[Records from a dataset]
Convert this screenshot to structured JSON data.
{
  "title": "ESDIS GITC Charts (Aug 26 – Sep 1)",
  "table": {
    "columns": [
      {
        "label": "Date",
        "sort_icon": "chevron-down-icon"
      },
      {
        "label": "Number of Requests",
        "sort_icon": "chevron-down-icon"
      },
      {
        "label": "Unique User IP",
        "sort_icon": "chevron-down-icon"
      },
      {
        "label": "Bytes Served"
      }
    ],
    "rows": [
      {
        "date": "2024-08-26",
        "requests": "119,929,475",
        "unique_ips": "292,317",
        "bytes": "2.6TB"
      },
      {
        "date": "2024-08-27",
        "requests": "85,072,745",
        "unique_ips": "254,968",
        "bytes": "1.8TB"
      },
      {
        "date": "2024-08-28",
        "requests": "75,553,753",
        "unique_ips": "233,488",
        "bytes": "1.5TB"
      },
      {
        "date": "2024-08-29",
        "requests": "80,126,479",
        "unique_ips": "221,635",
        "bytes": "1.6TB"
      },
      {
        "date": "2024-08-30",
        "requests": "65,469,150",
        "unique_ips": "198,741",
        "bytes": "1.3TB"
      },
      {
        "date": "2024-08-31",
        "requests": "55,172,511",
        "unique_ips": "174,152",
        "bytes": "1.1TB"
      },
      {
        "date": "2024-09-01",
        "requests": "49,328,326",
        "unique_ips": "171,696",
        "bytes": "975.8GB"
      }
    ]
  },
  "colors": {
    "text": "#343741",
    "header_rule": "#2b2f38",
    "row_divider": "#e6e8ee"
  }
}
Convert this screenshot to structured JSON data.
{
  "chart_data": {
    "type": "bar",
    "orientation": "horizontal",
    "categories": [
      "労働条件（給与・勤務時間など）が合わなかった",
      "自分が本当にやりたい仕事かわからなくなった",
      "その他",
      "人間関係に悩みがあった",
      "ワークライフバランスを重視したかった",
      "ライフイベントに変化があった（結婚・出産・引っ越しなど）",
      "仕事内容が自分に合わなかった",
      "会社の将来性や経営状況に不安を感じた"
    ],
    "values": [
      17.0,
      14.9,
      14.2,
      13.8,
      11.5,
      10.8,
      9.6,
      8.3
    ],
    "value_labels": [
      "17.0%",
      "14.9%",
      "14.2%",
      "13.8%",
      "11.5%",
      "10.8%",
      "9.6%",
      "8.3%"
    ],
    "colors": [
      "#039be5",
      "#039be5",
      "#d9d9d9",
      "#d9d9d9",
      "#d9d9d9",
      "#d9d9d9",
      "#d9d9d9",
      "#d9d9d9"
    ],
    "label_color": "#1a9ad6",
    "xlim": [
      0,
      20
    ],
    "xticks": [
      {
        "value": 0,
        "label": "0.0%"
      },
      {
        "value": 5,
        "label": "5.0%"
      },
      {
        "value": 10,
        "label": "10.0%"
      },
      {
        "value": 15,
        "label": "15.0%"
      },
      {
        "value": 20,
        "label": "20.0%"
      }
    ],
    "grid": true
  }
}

PROBLEM TO SOLVE ▸
Please output the complete data exactly.

RESPONSE ▸
Convert this screenshot to structured JSON data.
{
  "title": "ESDIS GITC Charts (Aug 26 – Sep 1)",
  "table": {
    "columns": [
      {
        "label": "Date",
        "sort_icon": "chevron-down-icon"
      },
      {
        "label": "Number of Requests",
        "sort_icon": "chevron-down-icon"
      },
      {
        "label": "Unique User IP",
        "sort_icon": "chevron-down-icon"
      },
      {
        "label": "Bytes Served"
      }
    ],
    "rows": [
      {
        "date": "2024-08-26",
        "requests": "119,929,475",
        "unique_ips": "292,317",
        "bytes": "2.6TB"
      },
      {
        "date": "2024-08-27",
        "requests": "85,072,745",
        "unique_ips": "254,968",
        "bytes": "1.8TB"
      },
      {
        "date": "2024-08-28",
        "requests": "75,553,753",
        "unique_ips": "233,488",
        "bytes": "1.5TB"
      },
      {
        "date": "2024-08-29",
        "requests": "80,126,479",
        "unique_ips": "221,635",
        "bytes": "1.6TB"
      },
      {
        "date": "2024-08-30",
        "requests": "65,469,150",
        "unique_ips": "198,741",
        "bytes": "1.3TB"
      },
      {
        "date": "2024-08-31",
        "requests": "55,172,511",
        "unique_ips": "174,152",
        "bytes": "1.1TB"
      },
      {
        "date": "2024-09-01",
        "requests": "49,328,326",
        "unique_ips": "171,696",
        "bytes": "975.8GB"
      }
    ]
  },
  "colors": {
    "text": "#343741",
    "header_rule": "#2b2f38",
    "row_divider": "#e6e8ee"
  }
}
Convert this screenshot to structured JSON data.
{
  "chart_data": {
    "type": "bar",
    "orientation": "horizontal",
    "categories": [
      "労働条件（給与・勤務時間など）が合わなかった",
      "自分が本当にやりたい仕事かわからなくなった",
      "その他",
      "人間関係に悩みがあった",
      "ワークライフバランスを重視したかった",
      "ライフイベントに変化があった（結婚・出産・引っ越しなど）",
      "仕事内容が自分に合わなかった",
      "会社の将来性や経営状況に不安を感じた"
    ],
    "values": [
      17.0,
      14.9,
      14.2,
      13.8,
      11.5,
      10.8,
      9.6,
      8.3
    ],
    "value_labels": [
      "17.0%",
      "14.9%",
      "14.2%",
      "13.8%",
      "11.5%",
      "10.8%",
      "9.6%",
      "8.3%"
    ],
    "colors": [
      "#039be5",
      "#039be5",
      "#d9d9d9",
      "#d9d9d9",
      "#d9d9d9",
      "#d9d9d9",
      "#d9d9d9",
      "#d9d9d9"
    ],
    "label_color": "#1a9ad6",
    "xlim": [
      0,
      20
    ],
    "xticks": [
      {
        "value": 0,
        "label": "0.0%"
      },
      {
        "value": 5,
        "label": "5.0%"
      },
      {
        "value": 10,
        "label": "10.0%"
      },
      {
        "value": 15,
        "label": "15.0%"
      },
      {
        "value": 20,
        "label": "20.0%"
      }
    ],
    "grid": true
  }
}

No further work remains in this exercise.